Work through the data line by line, gathering every line that has the word "this".
:: Task data ::
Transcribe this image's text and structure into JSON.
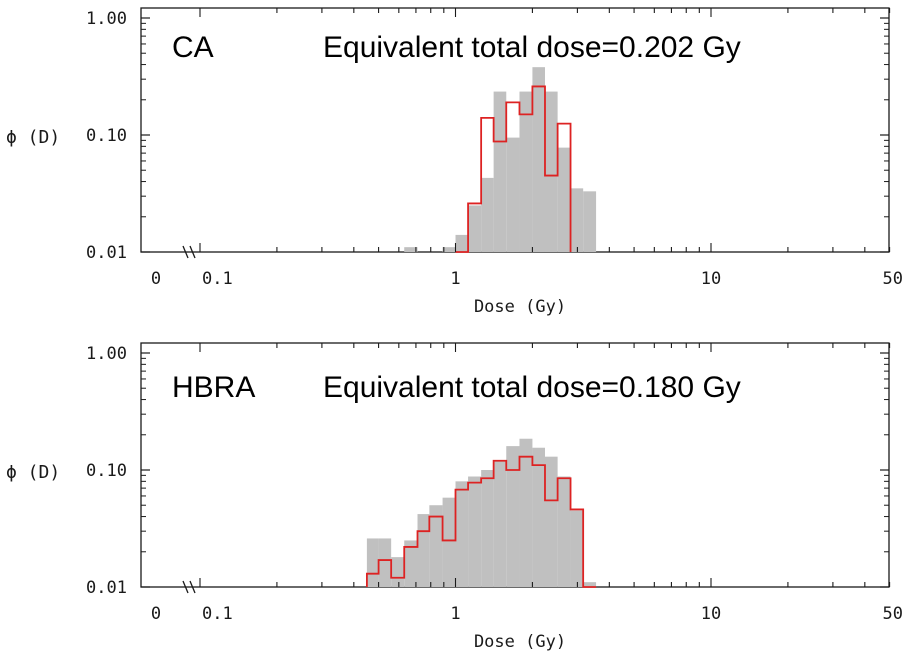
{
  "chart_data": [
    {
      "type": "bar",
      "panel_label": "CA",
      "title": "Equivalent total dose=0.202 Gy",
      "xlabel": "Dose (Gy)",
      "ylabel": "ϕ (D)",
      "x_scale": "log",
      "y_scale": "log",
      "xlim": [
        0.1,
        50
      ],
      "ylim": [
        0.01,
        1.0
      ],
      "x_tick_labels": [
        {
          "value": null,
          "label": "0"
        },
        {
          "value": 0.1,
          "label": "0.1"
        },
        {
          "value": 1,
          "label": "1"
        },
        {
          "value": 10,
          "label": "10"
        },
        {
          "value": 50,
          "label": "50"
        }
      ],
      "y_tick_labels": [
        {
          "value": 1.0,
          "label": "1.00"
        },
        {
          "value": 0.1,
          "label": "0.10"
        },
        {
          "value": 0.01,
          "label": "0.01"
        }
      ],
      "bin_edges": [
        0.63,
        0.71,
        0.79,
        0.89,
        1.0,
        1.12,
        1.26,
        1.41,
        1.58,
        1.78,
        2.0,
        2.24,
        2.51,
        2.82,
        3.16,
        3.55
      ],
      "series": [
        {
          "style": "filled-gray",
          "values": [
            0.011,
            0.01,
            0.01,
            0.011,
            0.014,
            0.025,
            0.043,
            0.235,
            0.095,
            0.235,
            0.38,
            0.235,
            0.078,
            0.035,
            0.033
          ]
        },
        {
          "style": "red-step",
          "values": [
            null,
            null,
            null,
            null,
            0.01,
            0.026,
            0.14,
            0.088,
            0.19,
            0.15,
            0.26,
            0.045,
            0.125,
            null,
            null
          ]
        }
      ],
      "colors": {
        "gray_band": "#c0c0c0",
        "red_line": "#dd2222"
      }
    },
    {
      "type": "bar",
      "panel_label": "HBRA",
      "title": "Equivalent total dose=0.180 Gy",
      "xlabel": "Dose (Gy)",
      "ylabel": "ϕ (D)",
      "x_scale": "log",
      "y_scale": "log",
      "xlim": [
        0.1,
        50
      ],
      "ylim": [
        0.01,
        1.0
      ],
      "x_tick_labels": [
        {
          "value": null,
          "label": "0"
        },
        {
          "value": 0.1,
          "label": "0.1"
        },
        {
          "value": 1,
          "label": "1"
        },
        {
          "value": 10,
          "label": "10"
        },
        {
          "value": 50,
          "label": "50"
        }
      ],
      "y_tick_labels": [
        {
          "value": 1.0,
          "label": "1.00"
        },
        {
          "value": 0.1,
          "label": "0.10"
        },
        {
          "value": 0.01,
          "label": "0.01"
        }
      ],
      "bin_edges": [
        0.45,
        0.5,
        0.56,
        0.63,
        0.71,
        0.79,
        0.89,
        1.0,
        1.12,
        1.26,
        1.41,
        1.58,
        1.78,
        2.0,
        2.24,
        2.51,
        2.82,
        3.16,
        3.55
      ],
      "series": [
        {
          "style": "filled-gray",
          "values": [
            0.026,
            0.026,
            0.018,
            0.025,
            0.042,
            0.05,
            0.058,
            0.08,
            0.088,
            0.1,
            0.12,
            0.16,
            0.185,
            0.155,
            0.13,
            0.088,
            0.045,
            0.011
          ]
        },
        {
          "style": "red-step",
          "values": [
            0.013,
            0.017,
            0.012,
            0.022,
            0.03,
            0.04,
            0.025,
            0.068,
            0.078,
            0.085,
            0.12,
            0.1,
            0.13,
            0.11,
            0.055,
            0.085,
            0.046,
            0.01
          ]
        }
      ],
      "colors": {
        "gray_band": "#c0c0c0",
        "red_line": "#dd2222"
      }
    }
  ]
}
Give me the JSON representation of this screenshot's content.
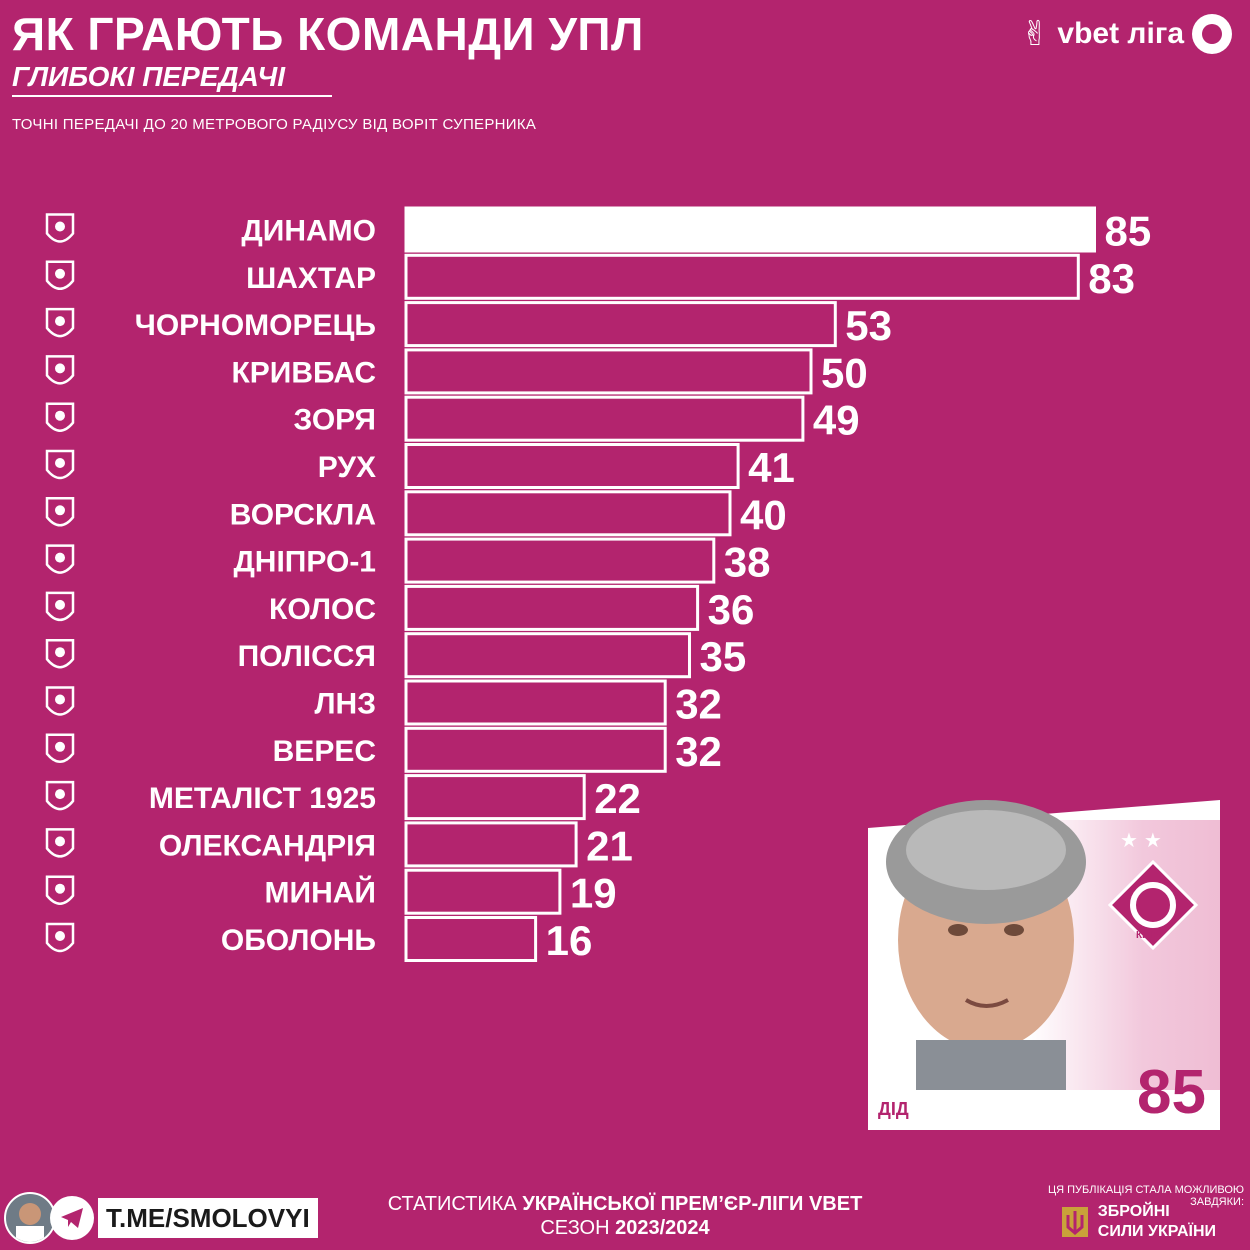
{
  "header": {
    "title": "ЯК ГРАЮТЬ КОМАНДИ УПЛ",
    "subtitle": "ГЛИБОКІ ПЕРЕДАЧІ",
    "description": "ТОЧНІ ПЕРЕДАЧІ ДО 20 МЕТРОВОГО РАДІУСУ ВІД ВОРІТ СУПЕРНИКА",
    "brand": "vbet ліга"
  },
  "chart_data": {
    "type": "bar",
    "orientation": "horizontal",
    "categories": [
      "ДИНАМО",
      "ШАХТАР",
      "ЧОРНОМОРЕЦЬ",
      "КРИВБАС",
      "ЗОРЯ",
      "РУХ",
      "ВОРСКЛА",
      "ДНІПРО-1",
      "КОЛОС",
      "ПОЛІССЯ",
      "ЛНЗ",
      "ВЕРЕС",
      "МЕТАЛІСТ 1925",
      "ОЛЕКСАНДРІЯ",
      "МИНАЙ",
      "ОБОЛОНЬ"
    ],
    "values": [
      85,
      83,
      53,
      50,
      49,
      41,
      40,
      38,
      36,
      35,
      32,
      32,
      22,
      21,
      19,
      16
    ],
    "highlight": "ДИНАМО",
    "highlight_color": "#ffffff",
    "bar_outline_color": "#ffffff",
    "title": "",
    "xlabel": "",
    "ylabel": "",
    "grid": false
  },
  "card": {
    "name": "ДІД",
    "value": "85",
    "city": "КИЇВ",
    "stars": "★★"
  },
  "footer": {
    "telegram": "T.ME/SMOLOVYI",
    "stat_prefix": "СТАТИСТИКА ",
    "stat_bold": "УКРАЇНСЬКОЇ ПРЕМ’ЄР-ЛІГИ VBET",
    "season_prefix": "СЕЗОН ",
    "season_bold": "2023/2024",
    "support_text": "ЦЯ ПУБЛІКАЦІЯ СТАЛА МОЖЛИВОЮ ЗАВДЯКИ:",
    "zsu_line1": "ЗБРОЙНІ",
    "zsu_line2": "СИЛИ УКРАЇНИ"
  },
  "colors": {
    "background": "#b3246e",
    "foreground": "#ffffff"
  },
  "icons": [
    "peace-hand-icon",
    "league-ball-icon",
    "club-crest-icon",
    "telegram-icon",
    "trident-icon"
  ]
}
:::
:: Task data ::
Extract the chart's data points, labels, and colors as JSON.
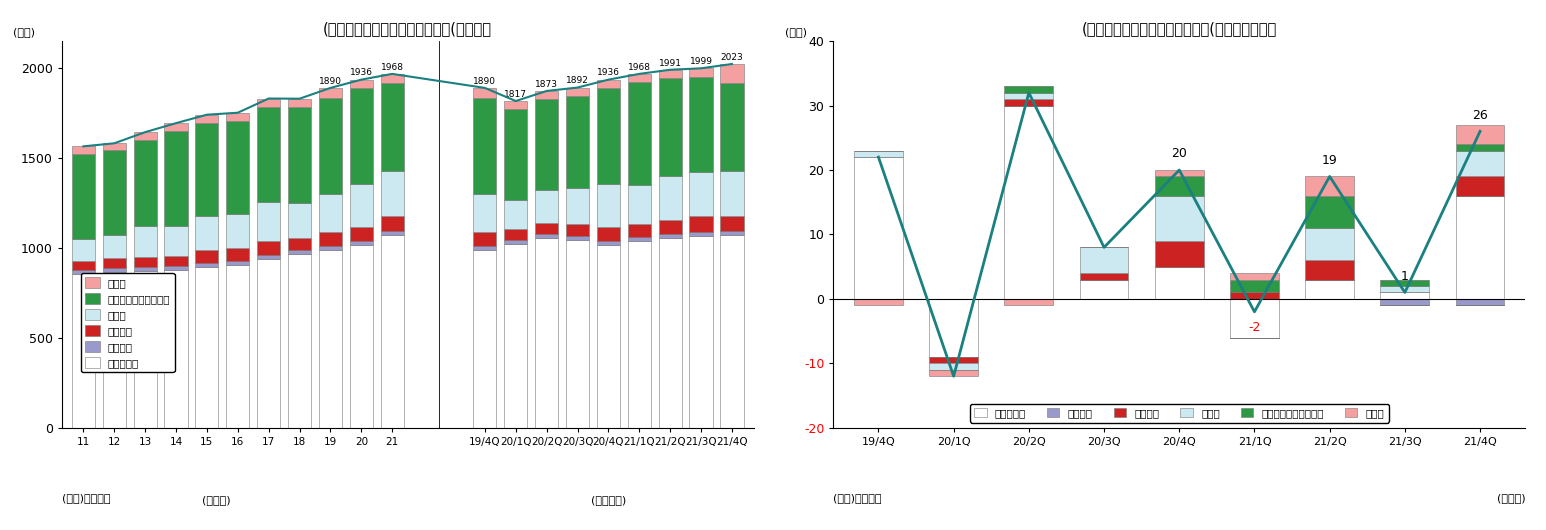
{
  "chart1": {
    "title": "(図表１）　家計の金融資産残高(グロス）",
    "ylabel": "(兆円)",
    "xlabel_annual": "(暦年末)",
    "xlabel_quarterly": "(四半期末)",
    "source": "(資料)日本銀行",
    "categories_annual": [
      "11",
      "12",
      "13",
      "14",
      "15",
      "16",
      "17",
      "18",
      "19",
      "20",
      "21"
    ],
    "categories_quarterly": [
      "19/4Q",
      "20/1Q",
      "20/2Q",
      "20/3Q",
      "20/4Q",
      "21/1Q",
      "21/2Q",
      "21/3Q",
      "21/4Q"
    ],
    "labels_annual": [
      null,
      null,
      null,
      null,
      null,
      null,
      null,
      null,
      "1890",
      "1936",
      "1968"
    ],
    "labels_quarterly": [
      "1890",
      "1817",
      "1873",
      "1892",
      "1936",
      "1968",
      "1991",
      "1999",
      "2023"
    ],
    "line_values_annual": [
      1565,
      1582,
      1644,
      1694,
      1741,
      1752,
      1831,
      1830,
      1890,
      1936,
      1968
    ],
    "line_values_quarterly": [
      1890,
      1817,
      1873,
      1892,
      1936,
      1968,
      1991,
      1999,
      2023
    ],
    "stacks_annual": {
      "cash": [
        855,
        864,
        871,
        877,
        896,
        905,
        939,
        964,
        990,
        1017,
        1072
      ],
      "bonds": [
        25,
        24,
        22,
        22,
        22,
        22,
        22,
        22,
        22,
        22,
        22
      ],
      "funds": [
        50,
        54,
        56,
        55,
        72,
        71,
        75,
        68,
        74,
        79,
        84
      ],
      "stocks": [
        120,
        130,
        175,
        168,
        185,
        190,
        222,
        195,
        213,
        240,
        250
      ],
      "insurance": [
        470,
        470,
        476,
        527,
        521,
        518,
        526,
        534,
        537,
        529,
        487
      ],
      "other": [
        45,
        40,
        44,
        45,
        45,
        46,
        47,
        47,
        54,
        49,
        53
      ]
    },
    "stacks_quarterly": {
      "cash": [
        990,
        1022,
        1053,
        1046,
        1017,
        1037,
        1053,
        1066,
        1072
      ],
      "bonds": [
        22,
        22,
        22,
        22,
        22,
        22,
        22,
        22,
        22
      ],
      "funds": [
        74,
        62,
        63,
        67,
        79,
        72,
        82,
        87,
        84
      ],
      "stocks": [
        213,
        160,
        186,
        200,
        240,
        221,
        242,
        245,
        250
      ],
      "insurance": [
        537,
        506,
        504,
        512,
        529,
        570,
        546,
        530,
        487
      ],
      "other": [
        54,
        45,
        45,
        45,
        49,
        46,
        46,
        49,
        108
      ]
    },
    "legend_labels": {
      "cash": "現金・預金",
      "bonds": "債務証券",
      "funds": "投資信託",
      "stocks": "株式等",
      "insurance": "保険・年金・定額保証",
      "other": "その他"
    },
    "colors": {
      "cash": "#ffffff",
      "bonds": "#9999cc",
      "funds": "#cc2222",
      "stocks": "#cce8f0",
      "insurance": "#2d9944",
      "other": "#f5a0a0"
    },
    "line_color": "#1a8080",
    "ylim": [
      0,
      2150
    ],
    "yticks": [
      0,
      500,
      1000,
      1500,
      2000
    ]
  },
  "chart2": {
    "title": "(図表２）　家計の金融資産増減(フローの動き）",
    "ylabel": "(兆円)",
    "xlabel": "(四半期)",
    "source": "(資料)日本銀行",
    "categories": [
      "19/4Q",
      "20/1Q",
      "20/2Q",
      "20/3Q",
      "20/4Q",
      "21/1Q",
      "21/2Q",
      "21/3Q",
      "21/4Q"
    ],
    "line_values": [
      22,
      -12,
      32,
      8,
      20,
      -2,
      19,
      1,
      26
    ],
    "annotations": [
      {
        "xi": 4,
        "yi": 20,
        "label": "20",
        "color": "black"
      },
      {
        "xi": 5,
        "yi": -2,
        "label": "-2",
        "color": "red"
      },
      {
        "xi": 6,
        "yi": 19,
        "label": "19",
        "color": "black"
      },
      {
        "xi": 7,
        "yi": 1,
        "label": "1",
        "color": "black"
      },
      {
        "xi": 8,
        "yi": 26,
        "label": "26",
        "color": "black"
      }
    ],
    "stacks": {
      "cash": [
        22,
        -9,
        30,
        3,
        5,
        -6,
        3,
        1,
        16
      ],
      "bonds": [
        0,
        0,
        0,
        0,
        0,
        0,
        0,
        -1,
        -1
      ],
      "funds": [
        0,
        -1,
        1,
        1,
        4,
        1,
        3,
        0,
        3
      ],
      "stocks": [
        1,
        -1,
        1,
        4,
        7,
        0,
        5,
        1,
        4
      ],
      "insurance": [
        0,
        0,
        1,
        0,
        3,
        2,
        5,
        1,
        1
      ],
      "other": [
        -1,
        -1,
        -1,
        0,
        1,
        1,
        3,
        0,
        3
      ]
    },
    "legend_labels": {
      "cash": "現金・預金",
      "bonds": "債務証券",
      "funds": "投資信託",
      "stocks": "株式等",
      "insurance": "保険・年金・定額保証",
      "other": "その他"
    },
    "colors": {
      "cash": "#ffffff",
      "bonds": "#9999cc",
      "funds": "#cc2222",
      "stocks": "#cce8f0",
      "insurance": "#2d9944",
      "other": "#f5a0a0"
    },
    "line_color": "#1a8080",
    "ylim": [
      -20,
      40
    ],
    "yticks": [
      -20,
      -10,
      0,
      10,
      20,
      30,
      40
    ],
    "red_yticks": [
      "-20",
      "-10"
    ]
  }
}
:::
Right answer:
Transcribe this image's text and structure into JSON.
Give me the JSON representation of this screenshot's content.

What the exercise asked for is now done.